▶ _Rows_:

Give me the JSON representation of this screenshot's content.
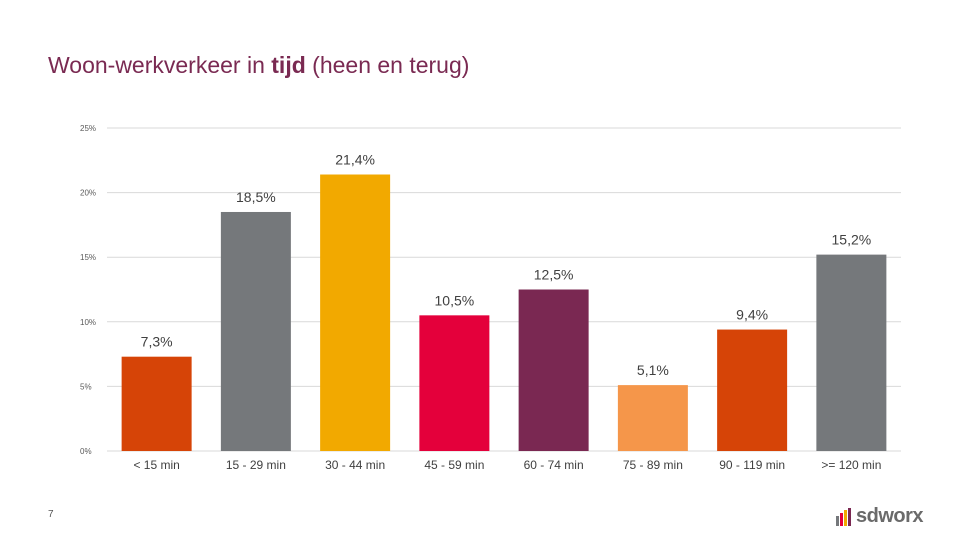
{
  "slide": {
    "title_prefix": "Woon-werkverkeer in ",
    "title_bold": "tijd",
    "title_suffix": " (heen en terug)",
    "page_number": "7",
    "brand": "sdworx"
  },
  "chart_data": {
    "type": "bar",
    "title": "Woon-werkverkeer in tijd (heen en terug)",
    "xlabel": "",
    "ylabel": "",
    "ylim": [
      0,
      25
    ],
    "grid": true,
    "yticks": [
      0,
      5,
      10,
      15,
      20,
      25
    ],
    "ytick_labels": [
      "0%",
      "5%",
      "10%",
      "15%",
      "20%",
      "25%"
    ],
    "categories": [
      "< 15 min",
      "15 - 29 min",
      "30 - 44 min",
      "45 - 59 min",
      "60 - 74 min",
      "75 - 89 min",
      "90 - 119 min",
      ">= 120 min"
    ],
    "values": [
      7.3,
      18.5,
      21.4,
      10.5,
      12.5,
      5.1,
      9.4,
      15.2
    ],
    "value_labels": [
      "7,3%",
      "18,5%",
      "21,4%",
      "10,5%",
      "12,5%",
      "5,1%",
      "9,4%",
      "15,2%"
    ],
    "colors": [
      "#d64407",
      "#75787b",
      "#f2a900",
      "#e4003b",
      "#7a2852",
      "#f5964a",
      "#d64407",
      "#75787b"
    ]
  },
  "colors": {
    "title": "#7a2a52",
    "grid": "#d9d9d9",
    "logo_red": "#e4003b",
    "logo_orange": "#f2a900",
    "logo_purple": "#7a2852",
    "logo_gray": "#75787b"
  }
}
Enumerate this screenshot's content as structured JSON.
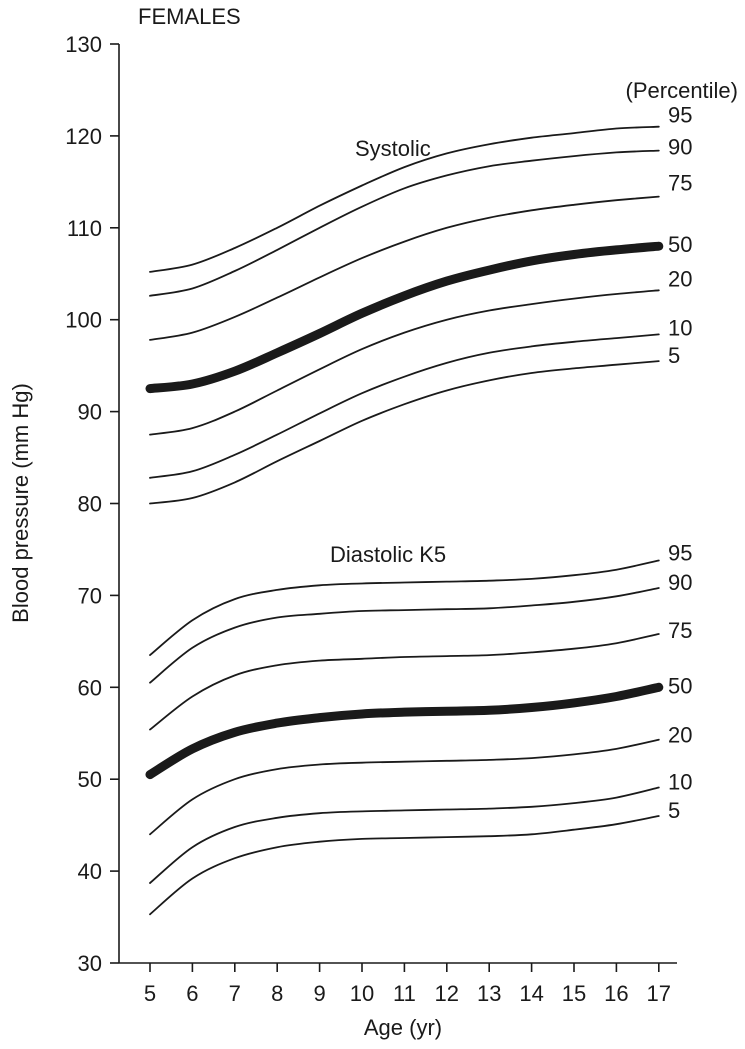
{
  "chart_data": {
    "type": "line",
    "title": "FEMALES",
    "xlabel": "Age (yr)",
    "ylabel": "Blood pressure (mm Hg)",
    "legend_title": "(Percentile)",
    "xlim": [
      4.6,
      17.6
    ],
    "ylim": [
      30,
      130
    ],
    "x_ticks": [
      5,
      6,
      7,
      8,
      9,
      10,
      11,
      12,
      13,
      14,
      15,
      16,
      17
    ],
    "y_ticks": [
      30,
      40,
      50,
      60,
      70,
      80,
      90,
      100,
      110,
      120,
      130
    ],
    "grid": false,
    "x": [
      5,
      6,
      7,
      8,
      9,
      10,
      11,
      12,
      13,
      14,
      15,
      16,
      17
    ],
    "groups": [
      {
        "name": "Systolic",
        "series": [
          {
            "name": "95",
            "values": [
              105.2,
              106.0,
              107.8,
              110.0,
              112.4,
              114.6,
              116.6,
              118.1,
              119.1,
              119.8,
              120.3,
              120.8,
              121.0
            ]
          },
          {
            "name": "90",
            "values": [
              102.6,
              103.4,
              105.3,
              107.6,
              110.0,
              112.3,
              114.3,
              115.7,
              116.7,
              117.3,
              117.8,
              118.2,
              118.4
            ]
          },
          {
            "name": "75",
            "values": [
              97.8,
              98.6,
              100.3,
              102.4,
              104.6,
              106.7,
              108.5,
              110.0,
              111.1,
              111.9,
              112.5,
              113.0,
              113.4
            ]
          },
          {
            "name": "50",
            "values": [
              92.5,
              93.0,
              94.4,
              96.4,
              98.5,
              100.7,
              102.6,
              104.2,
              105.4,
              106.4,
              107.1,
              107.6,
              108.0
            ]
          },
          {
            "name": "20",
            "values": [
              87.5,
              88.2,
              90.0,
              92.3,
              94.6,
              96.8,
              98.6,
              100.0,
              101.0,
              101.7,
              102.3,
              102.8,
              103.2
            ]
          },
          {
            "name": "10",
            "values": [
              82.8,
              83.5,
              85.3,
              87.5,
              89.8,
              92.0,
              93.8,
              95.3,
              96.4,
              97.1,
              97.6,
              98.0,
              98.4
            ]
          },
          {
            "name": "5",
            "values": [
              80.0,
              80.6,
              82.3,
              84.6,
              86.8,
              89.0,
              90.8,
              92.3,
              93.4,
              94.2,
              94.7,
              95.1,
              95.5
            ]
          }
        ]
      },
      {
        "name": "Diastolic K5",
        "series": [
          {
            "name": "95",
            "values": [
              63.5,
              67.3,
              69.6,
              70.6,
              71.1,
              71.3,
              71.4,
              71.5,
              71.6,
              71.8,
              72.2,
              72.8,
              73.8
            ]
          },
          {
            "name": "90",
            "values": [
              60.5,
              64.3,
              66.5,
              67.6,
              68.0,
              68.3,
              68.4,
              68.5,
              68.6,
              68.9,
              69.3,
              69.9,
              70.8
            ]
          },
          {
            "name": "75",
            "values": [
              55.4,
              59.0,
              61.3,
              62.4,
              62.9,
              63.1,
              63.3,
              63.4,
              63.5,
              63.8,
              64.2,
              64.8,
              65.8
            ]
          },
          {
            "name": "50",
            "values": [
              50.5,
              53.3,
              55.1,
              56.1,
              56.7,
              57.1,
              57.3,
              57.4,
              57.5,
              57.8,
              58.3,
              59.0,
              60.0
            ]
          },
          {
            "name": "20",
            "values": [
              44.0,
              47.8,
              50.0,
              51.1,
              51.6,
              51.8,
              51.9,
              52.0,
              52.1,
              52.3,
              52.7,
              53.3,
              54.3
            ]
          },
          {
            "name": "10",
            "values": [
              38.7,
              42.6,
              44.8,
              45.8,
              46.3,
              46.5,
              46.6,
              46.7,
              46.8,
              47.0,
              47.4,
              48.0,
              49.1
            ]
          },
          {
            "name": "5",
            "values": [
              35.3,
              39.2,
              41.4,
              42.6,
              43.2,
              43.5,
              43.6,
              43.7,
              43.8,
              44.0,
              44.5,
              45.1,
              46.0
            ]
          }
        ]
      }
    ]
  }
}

▶ _Set problem_:
Without the pictures, repeat all the records word for word.

▶ _Task response_:
Give me the JSON representation of this screenshot's content.
{
  "slide": {
    "title_prefix": "Woon-werkverkeer in ",
    "title_bold": "tijd",
    "title_suffix": " (heen en terug)",
    "page_number": "7",
    "brand": "sdworx"
  },
  "chart_data": {
    "type": "bar",
    "title": "Woon-werkverkeer in tijd (heen en terug)",
    "xlabel": "",
    "ylabel": "",
    "ylim": [
      0,
      25
    ],
    "grid": true,
    "yticks": [
      0,
      5,
      10,
      15,
      20,
      25
    ],
    "ytick_labels": [
      "0%",
      "5%",
      "10%",
      "15%",
      "20%",
      "25%"
    ],
    "categories": [
      "< 15 min",
      "15 - 29 min",
      "30 - 44 min",
      "45 - 59 min",
      "60 - 74 min",
      "75 - 89 min",
      "90 - 119 min",
      ">= 120 min"
    ],
    "values": [
      7.3,
      18.5,
      21.4,
      10.5,
      12.5,
      5.1,
      9.4,
      15.2
    ],
    "value_labels": [
      "7,3%",
      "18,5%",
      "21,4%",
      "10,5%",
      "12,5%",
      "5,1%",
      "9,4%",
      "15,2%"
    ],
    "colors": [
      "#d64407",
      "#75787b",
      "#f2a900",
      "#e4003b",
      "#7a2852",
      "#f5964a",
      "#d64407",
      "#75787b"
    ]
  },
  "colors": {
    "title": "#7a2a52",
    "grid": "#d9d9d9",
    "logo_red": "#e4003b",
    "logo_orange": "#f2a900",
    "logo_purple": "#7a2852",
    "logo_gray": "#75787b"
  }
}
Enumerate this screenshot's content as structured JSON.
{
  "chart_data": {
    "type": "line",
    "title": "FEMALES",
    "xlabel": "Age (yr)",
    "ylabel": "Blood pressure (mm Hg)",
    "legend_title": "(Percentile)",
    "xlim": [
      4.6,
      17.6
    ],
    "ylim": [
      30,
      130
    ],
    "x_ticks": [
      5,
      6,
      7,
      8,
      9,
      10,
      11,
      12,
      13,
      14,
      15,
      16,
      17
    ],
    "y_ticks": [
      30,
      40,
      50,
      60,
      70,
      80,
      90,
      100,
      110,
      120,
      130
    ],
    "grid": false,
    "x": [
      5,
      6,
      7,
      8,
      9,
      10,
      11,
      12,
      13,
      14,
      15,
      16,
      17
    ],
    "groups": [
      {
        "name": "Systolic",
        "series": [
          {
            "name": "95",
            "values": [
              105.2,
              106.0,
              107.8,
              110.0,
              112.4,
              114.6,
              116.6,
              118.1,
              119.1,
              119.8,
              120.3,
              120.8,
              121.0
            ]
          },
          {
            "name": "90",
            "values": [
              102.6,
              103.4,
              105.3,
              107.6,
              110.0,
              112.3,
              114.3,
              115.7,
              116.7,
              117.3,
              117.8,
              118.2,
              118.4
            ]
          },
          {
            "name": "75",
            "values": [
              97.8,
              98.6,
              100.3,
              102.4,
              104.6,
              106.7,
              108.5,
              110.0,
              111.1,
              111.9,
              112.5,
              113.0,
              113.4
            ]
          },
          {
            "name": "50",
            "values": [
              92.5,
              93.0,
              94.4,
              96.4,
              98.5,
              100.7,
              102.6,
              104.2,
              105.4,
              106.4,
              107.1,
              107.6,
              108.0
            ]
          },
          {
            "name": "20",
            "values": [
              87.5,
              88.2,
              90.0,
              92.3,
              94.6,
              96.8,
              98.6,
              100.0,
              101.0,
              101.7,
              102.3,
              102.8,
              103.2
            ]
          },
          {
            "name": "10",
            "values": [
              82.8,
              83.5,
              85.3,
              87.5,
              89.8,
              92.0,
              93.8,
              95.3,
              96.4,
              97.1,
              97.6,
              98.0,
              98.4
            ]
          },
          {
            "name": "5",
            "values": [
              80.0,
              80.6,
              82.3,
              84.6,
              86.8,
              89.0,
              90.8,
              92.3,
              93.4,
              94.2,
              94.7,
              95.1,
              95.5
            ]
          }
        ]
      },
      {
        "name": "Diastolic K5",
        "series": [
          {
            "name": "95",
            "values": [
              63.5,
              67.3,
              69.6,
              70.6,
              71.1,
              71.3,
              71.4,
              71.5,
              71.6,
              71.8,
              72.2,
              72.8,
              73.8
            ]
          },
          {
            "name": "90",
            "values": [
              60.5,
              64.3,
              66.5,
              67.6,
              68.0,
              68.3,
              68.4,
              68.5,
              68.6,
              68.9,
              69.3,
              69.9,
              70.8
            ]
          },
          {
            "name": "75",
            "values": [
              55.4,
              59.0,
              61.3,
              62.4,
              62.9,
              63.1,
              63.3,
              63.4,
              63.5,
              63.8,
              64.2,
              64.8,
              65.8
            ]
          },
          {
            "name": "50",
            "values": [
              50.5,
              53.3,
              55.1,
              56.1,
              56.7,
              57.1,
              57.3,
              57.4,
              57.5,
              57.8,
              58.3,
              59.0,
              60.0
            ]
          },
          {
            "name": "20",
            "values": [
              44.0,
              47.8,
              50.0,
              51.1,
              51.6,
              51.8,
              51.9,
              52.0,
              52.1,
              52.3,
              52.7,
              53.3,
              54.3
            ]
          },
          {
            "name": "10",
            "values": [
              38.7,
              42.6,
              44.8,
              45.8,
              46.3,
              46.5,
              46.6,
              46.7,
              46.8,
              47.0,
              47.4,
              48.0,
              49.1
            ]
          },
          {
            "name": "5",
            "values": [
              35.3,
              39.2,
              41.4,
              42.6,
              43.2,
              43.5,
              43.6,
              43.7,
              43.8,
              44.0,
              44.5,
              45.1,
              46.0
            ]
          }
        ]
      }
    ]
  }
}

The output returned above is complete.